'''
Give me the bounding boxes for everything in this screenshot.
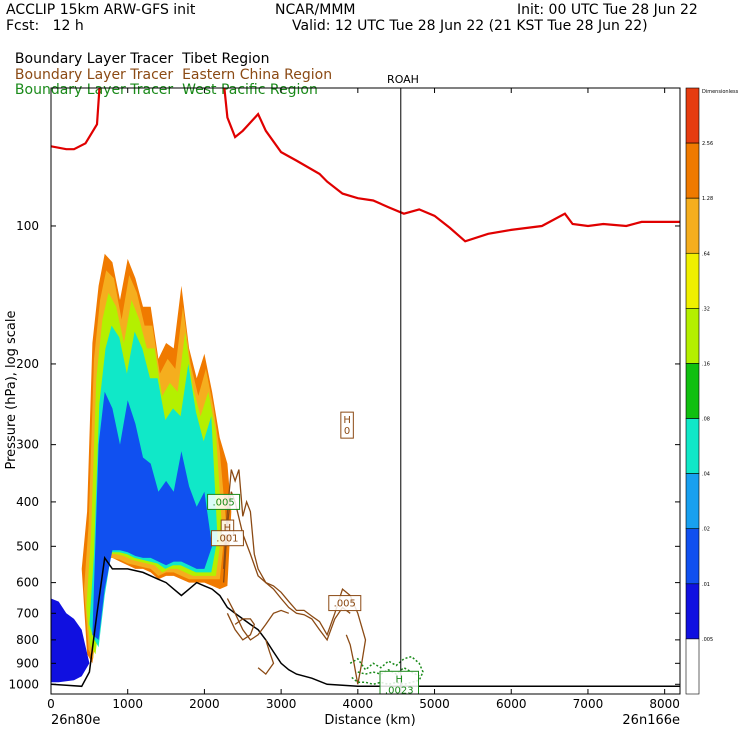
annotation-box-2: [207, 493, 241, 510]
legend-region: West Pacific Region: [182, 82, 318, 98]
annotation-label-5: .0023: [385, 685, 414, 696]
y-tick-label: 200: [16, 357, 39, 371]
terrain-line: [51, 555, 680, 688]
colorbar-swatch: [685, 638, 700, 695]
start-location-label: 26n80e: [51, 713, 100, 728]
colorbar-level-label: .005: [702, 637, 713, 643]
axes: 0 1000 2000 3000 4000 5000 6000 7000 80001002003…: [8, 87, 681, 711]
forecast-label: Fcst: 12 h: [6, 18, 84, 34]
colorbar-level-label: .08: [702, 417, 710, 423]
model-title: ACCLIP 15km ARW-GFS init: [6, 2, 196, 18]
colorbar-swatch: [685, 583, 700, 640]
legend-west-pacific: Boundary Layer Tracer West Pacific Regio…: [6, 66, 318, 98]
colorbar-title: Dimensionless: [702, 89, 739, 95]
x-tick-label: 6000: [496, 697, 527, 711]
colorbar-swatch: [685, 528, 700, 585]
annotation-box-4: [210, 530, 244, 547]
legend-tibet: Boundary Layer Tracer Tibet Region: [6, 35, 270, 67]
west-pacific-contour-1: [357, 666, 420, 677]
x-tick-label: 7000: [573, 697, 604, 711]
colorbar-swatch: [685, 418, 700, 474]
x-axis-label: Distance (km): [324, 713, 415, 728]
colorbar-swatch: [685, 473, 700, 530]
station-label: ROAH: [387, 73, 419, 86]
colorbar-level-label: .02: [702, 527, 710, 533]
y-tick-label: 600: [16, 576, 39, 590]
eastern-china-contour-0: [222, 469, 367, 685]
annotation-box-0: [340, 411, 354, 439]
x-tick-label: 2000: [189, 697, 220, 711]
legend-prefix: Boundary Layer Tracer: [14, 82, 174, 98]
annotation-box-5: [379, 670, 420, 694]
tracer-plume-5: [51, 598, 90, 683]
y-tick-label: 700: [16, 606, 39, 620]
west-pacific-contour-0: [349, 655, 424, 686]
colorbar-level-label: 2.56: [702, 141, 713, 147]
colorbar-level-label: 1.28: [702, 196, 713, 202]
org-label: NCAR/MMM: [275, 2, 356, 18]
annotation-label-2: .005: [212, 497, 234, 508]
axis-labels: Distance (km) Pressure (hPa), log scale …: [4, 73, 739, 728]
colorbar: 2.56 1.28 .64 .32 .16 .08 .04 .02 .01 .005: [685, 87, 713, 695]
y-tick-label: 800: [16, 633, 39, 647]
colorbar-swatch: [685, 142, 700, 199]
annotation-label-4: .001: [216, 534, 238, 545]
annotation-label-1: .005: [334, 599, 356, 610]
annotation-box-1: [328, 595, 362, 612]
tropopause-line: [51, 88, 680, 243]
annotation-label-5: H: [395, 674, 403, 685]
end-location-label: 26n166e: [622, 713, 680, 728]
colorbar-swatch: [685, 363, 700, 419]
plot-frame: [50, 87, 681, 695]
y-axis-label: Pressure (hPa), log scale: [4, 311, 19, 470]
y-tick-label: 1000: [8, 677, 39, 691]
eastern-china-contour-3: [226, 613, 256, 641]
y-tick-label: 100: [16, 219, 39, 233]
y-tick-label: 500: [16, 539, 39, 553]
colorbar-level-label: .64: [702, 251, 710, 257]
tracer-plume-4: [92, 391, 213, 640]
x-tick-label: 4000: [343, 697, 374, 711]
x-tick-label: 3000: [266, 697, 297, 711]
eastern-china-contour-2: [226, 598, 290, 641]
colorbar-level-label: .04: [702, 472, 710, 478]
colorbar-level-label: .01: [702, 582, 710, 588]
annotation-label-0: H: [343, 415, 351, 426]
init-label: Init: 00 UTC Tue 28 Jun 22: [517, 2, 698, 18]
x-tick-label: 5000: [419, 697, 450, 711]
x-tick-label: 0: [47, 697, 55, 711]
colorbar-swatch: [685, 308, 700, 364]
colorbar-level-label: .16: [702, 361, 710, 367]
legend-eastern-china: Boundary Layer Tracer Eastern China Regi…: [6, 51, 332, 83]
y-tick-label: 900: [16, 656, 39, 670]
x-tick-label: 1000: [112, 697, 143, 711]
y-tick-label: 400: [16, 495, 39, 509]
legend-region: Eastern China Region: [182, 67, 333, 83]
valid-label: Valid: 12 UTC Tue 28 Jun 22 (21 KST Tue …: [292, 18, 648, 34]
colorbar-swatch: [685, 87, 700, 144]
colorbar-level-label: .32: [702, 306, 710, 312]
legend-region: Tibet Region: [182, 51, 270, 67]
annotation-label-3: H: [224, 523, 232, 534]
legend-prefix: Boundary Layer Tracer: [14, 51, 174, 67]
eastern-china-contour-4: [257, 639, 275, 676]
colorbar-swatch: [685, 197, 700, 254]
x-tick-label: 8000: [649, 697, 680, 711]
y-tick-label: 300: [16, 438, 39, 452]
annotation-label-0: 0: [344, 426, 350, 437]
legend-prefix: Boundary Layer Tracer: [14, 67, 174, 83]
colorbar-swatch: [685, 252, 700, 309]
'''
WRITTEN INSTRUCTION
Turn the records from the line with "annotation-box-2: [207, 493, 241, 510]" up to and including the line with "axes: 0 1000" into a numbered list, leaving out any blank lines.

COMPLETE OUTPUT
1. annotation-box-2: [207, 493, 241, 510]
2. legend-region: West Pacific Region: [182, 82, 318, 98]
3. annotation-label-5: .0023: [385, 685, 414, 696]
4. y-tick-label: 200: [16, 357, 39, 371]
5. terrain-line: [51, 555, 680, 688]
6. colorbar-swatch: [685, 638, 700, 695]
7. start-location-label: 26n80e: [51, 713, 100, 728]
8. colorbar-level-label: .005: [702, 637, 713, 643]
9. axes: 0 1000 2000 3000 4000 5000 6000 7000 80001002003…: [8, 87, 681, 711]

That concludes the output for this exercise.